## Records shown
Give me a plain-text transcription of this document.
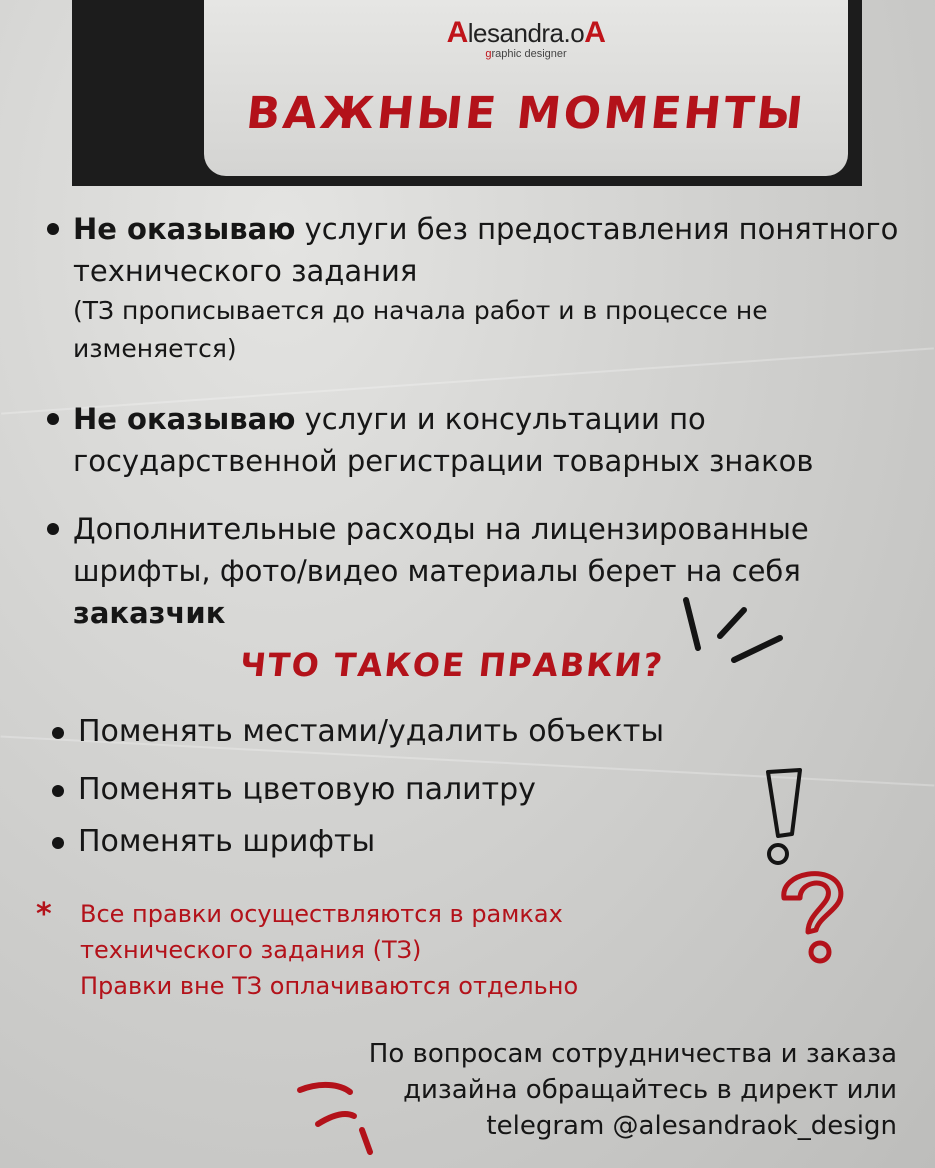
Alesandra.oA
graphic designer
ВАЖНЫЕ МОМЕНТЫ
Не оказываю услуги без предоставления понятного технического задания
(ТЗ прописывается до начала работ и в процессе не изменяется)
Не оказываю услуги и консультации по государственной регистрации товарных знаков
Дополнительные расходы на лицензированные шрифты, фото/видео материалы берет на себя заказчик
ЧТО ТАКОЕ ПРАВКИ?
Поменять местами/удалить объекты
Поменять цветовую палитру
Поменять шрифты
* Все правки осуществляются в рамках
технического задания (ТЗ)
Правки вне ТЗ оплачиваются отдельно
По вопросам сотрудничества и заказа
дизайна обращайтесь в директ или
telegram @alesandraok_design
* * *
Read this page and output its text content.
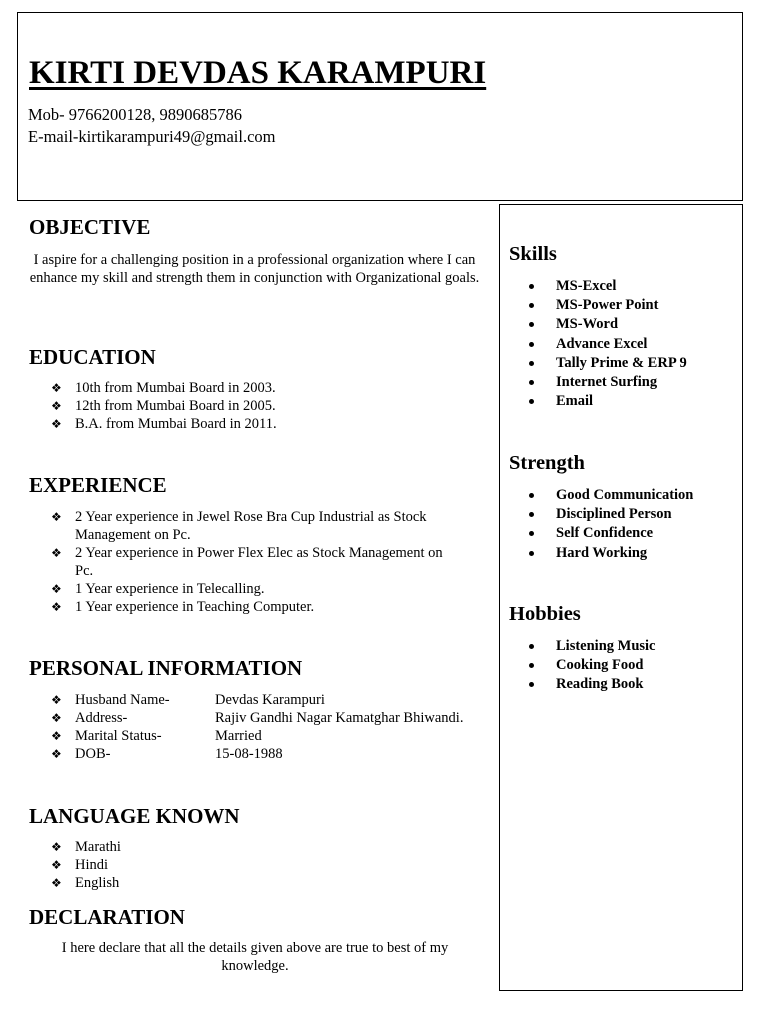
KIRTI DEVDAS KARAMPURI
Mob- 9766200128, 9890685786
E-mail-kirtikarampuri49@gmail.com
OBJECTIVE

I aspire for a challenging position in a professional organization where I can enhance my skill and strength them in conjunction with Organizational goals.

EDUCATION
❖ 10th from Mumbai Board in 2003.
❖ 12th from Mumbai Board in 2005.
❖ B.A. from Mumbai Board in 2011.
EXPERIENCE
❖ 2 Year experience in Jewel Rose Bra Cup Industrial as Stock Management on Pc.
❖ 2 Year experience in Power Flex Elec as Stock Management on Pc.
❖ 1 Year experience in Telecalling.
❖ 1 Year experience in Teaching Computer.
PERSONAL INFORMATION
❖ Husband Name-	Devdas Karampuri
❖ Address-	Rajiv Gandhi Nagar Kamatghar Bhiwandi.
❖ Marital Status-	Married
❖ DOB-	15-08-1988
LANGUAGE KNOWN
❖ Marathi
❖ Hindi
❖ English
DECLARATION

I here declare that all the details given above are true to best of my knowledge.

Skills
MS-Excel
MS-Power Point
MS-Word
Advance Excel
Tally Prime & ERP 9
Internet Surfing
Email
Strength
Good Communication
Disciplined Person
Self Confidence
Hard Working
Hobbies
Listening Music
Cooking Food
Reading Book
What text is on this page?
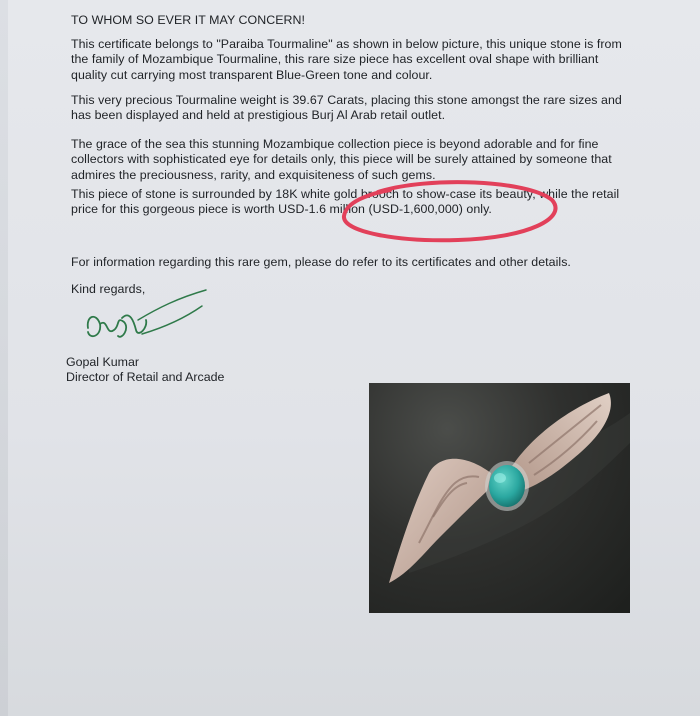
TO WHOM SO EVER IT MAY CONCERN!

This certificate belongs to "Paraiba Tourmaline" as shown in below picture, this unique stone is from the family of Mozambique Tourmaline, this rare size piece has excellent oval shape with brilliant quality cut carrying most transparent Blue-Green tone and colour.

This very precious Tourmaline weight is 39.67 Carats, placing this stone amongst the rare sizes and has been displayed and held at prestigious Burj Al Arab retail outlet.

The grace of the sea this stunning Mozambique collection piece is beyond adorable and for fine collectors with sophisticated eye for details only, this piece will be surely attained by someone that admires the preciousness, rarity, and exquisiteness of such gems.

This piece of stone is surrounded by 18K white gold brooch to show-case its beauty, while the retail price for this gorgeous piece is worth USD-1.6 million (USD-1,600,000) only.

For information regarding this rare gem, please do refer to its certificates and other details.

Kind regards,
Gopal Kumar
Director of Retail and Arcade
--
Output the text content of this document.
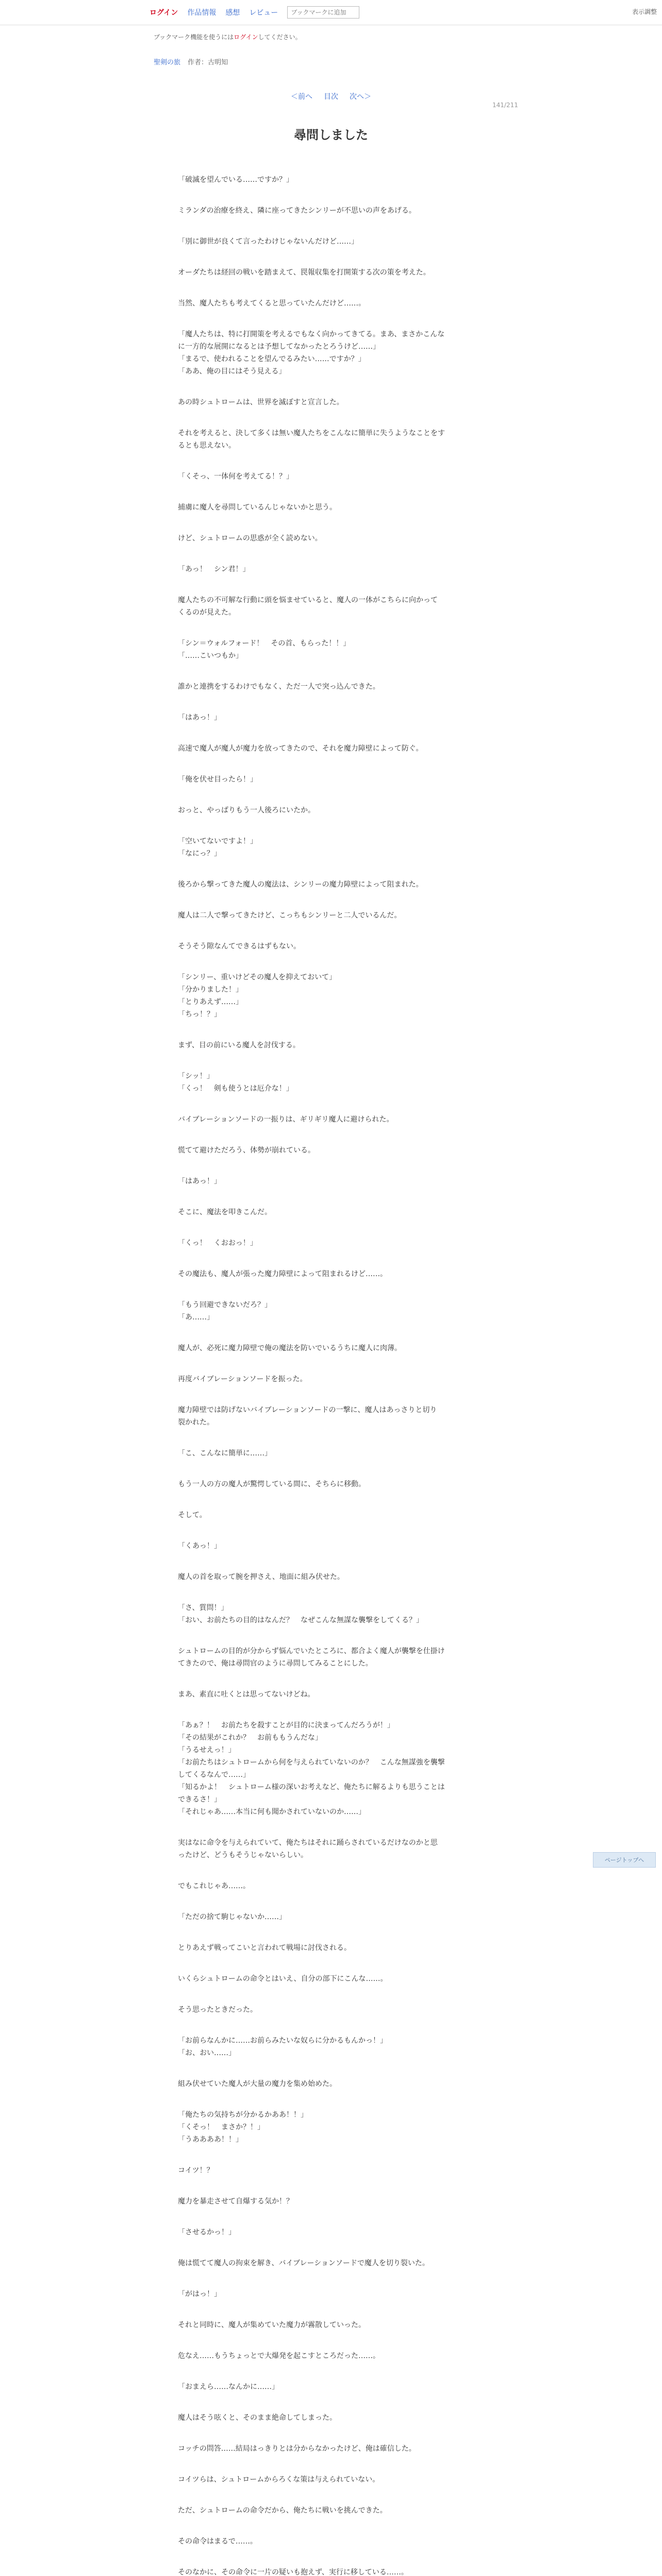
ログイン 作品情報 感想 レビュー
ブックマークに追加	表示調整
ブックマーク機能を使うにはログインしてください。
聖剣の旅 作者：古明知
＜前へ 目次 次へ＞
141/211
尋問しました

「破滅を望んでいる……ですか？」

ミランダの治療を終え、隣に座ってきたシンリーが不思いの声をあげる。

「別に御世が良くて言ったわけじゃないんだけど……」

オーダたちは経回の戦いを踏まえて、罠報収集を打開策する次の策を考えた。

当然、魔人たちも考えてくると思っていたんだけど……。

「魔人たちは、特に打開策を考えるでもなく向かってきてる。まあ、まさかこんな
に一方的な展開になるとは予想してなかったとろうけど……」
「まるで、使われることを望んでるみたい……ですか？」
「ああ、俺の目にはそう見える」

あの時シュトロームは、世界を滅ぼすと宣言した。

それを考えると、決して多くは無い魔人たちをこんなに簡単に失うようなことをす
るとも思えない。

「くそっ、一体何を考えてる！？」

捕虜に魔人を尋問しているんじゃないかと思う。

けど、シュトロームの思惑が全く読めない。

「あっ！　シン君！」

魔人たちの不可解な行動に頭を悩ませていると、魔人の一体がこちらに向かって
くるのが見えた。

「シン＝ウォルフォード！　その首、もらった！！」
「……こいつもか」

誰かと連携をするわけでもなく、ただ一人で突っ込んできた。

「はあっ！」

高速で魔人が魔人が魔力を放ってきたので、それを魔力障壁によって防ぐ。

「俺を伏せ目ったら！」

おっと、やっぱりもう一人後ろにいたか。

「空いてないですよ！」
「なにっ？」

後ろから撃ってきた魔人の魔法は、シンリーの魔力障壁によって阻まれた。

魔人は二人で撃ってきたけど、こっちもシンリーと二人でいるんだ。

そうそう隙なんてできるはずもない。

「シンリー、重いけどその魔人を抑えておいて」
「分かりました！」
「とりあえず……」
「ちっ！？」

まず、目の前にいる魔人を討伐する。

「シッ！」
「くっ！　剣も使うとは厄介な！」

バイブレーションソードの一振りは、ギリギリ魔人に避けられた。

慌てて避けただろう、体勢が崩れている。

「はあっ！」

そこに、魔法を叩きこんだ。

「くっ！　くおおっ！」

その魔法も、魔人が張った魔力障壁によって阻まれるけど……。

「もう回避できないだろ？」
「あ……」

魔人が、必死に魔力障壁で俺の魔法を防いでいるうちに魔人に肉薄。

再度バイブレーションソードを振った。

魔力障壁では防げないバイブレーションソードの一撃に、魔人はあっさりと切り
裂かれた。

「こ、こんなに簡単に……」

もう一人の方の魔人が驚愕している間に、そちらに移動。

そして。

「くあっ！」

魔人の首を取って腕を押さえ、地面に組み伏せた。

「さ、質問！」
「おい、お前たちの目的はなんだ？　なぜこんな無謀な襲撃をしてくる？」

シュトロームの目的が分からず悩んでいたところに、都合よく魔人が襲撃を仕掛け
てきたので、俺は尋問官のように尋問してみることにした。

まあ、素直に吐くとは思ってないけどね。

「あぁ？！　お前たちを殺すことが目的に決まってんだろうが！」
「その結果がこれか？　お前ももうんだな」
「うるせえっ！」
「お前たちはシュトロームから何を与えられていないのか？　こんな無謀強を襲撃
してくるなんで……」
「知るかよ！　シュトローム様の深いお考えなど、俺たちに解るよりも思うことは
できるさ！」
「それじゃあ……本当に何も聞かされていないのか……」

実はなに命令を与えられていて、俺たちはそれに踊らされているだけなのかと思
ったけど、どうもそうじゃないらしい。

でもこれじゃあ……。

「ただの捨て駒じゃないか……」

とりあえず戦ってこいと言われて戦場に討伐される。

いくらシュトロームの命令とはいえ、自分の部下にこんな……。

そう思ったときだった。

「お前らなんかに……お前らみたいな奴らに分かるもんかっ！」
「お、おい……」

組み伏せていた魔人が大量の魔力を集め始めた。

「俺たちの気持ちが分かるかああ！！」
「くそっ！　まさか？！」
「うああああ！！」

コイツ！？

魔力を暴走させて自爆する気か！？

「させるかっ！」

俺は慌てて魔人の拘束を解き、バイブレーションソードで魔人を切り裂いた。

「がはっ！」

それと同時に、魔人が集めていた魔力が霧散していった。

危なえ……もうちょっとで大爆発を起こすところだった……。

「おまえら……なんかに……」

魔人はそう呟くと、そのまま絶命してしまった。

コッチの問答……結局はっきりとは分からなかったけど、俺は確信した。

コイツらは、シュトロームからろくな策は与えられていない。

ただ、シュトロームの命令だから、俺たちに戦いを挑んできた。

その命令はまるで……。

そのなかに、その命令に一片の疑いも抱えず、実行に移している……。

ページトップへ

## Task brief
Find how many lines hold the string "оказываю", and state that number alone.

## Written response
2